Challenge >>
In the entries that follow, how many lines contain the word "Ours"? Answer with the number only.

Excerpts from a figure dataset:

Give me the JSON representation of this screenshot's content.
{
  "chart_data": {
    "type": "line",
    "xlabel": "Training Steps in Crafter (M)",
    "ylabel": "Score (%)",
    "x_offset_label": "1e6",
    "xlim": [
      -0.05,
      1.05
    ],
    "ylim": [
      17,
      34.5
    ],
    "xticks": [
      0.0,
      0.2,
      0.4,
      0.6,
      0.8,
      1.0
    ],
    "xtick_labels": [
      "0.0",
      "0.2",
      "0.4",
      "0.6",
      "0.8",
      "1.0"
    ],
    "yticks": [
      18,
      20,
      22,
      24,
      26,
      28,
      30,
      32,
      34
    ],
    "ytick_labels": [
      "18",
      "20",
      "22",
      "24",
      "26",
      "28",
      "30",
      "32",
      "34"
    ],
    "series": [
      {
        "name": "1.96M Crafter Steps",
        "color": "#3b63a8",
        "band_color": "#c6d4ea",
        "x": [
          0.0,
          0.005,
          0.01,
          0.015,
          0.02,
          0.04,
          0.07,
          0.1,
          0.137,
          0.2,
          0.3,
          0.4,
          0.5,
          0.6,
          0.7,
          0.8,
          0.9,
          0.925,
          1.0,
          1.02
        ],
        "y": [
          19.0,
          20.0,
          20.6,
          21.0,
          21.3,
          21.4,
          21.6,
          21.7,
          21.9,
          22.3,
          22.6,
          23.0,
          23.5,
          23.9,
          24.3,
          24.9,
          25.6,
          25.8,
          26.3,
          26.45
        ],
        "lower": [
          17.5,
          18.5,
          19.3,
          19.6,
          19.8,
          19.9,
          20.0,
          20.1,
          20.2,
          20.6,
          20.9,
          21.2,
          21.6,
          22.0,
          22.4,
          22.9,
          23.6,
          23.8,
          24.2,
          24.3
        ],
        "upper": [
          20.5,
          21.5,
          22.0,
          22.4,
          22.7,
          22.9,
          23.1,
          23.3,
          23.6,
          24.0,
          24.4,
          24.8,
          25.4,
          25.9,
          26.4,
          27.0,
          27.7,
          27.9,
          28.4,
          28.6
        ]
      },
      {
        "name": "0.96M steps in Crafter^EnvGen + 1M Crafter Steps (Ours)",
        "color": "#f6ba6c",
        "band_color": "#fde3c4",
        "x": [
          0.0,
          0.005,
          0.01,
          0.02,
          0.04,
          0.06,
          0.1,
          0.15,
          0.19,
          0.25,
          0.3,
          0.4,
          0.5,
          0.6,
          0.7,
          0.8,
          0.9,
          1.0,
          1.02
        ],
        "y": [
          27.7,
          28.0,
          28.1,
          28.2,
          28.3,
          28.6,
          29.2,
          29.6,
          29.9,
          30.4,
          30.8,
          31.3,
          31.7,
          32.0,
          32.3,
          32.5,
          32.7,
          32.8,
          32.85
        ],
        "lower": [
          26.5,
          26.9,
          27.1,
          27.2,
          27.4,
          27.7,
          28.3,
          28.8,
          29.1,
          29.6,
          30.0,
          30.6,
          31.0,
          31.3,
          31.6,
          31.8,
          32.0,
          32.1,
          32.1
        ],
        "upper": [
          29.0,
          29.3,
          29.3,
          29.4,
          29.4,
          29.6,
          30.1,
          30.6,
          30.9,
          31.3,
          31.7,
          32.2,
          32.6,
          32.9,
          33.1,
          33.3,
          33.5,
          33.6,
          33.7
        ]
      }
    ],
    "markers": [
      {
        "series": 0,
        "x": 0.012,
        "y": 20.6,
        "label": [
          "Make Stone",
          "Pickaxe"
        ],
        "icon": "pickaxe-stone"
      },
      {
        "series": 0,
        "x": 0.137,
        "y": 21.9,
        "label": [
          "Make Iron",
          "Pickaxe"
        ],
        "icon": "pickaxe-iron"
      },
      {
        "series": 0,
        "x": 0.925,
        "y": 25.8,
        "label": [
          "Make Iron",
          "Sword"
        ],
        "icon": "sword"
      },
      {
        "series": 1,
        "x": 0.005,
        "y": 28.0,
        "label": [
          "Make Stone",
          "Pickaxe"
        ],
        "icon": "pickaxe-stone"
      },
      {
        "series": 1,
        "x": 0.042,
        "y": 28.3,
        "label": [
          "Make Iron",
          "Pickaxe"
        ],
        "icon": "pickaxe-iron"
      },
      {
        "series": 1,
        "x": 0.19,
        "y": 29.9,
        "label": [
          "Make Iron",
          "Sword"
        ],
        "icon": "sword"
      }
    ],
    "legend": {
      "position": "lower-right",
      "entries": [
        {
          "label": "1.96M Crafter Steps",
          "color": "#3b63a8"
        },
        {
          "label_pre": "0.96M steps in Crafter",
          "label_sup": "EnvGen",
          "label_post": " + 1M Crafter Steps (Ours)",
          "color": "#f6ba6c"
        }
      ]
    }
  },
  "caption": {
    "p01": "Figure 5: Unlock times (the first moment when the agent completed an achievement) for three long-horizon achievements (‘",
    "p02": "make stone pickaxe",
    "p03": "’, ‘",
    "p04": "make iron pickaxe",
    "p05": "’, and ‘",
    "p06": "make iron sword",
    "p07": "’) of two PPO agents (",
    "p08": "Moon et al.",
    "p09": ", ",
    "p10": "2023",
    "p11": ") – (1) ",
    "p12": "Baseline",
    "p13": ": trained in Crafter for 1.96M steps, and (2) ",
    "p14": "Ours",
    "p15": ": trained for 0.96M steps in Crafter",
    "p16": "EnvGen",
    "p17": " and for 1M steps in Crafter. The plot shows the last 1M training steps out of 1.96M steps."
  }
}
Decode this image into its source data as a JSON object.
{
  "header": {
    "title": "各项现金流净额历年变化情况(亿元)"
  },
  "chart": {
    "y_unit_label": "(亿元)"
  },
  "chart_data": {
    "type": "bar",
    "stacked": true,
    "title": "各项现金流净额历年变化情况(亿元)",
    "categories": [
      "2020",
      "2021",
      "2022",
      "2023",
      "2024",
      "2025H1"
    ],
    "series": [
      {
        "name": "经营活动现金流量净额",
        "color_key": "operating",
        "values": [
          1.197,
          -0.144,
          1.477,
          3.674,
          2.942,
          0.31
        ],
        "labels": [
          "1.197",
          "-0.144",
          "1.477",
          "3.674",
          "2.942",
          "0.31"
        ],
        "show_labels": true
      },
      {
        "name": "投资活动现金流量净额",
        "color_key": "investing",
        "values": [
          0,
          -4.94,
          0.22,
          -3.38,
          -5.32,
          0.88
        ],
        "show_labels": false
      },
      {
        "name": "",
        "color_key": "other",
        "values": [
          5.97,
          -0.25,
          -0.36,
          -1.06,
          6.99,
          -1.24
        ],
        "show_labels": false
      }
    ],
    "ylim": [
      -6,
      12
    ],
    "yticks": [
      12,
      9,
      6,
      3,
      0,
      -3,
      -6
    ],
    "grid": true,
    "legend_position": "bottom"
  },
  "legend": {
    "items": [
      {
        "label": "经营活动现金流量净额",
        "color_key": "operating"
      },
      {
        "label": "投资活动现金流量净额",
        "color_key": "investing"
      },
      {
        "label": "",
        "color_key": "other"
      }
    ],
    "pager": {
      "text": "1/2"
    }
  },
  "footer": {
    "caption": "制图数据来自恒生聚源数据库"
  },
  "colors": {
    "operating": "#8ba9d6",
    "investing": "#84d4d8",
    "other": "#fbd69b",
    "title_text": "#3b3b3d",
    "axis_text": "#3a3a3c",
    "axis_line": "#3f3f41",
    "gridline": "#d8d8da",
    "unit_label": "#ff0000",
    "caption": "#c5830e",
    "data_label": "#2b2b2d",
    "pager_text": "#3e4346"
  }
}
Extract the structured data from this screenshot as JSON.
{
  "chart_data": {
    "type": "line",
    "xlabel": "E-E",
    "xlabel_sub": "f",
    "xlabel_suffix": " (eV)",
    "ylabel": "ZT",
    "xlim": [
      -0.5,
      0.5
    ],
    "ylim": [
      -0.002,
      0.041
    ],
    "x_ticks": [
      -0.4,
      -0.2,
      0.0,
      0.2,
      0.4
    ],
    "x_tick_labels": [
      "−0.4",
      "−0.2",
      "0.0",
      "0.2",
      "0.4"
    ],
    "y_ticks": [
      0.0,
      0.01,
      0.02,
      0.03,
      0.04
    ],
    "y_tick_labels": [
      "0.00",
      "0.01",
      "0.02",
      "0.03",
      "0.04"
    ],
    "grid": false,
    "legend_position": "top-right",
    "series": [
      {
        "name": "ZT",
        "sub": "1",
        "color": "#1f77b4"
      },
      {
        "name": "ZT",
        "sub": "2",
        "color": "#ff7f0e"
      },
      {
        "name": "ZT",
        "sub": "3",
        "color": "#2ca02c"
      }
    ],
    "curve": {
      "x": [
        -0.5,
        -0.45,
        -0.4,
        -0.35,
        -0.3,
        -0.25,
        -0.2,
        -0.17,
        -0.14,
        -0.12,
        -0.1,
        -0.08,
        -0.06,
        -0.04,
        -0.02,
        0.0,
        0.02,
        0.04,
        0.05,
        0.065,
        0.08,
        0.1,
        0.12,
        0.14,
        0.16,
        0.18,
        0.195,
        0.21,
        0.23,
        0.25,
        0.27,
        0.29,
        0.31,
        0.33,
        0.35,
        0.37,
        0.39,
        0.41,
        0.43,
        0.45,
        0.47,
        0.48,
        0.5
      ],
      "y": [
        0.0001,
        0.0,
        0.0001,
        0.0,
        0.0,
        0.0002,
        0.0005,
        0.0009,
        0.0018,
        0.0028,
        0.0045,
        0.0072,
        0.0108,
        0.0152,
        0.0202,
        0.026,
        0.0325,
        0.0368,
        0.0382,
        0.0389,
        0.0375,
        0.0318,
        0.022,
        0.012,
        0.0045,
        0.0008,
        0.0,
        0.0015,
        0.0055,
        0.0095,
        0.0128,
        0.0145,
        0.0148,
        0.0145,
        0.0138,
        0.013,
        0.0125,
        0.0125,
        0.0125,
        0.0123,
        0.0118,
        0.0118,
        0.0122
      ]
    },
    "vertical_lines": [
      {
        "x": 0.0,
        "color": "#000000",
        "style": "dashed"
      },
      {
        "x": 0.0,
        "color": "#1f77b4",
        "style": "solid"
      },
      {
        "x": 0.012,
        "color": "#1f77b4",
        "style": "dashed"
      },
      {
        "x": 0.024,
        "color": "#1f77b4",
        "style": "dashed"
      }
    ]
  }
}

Solution for this exercise >>
3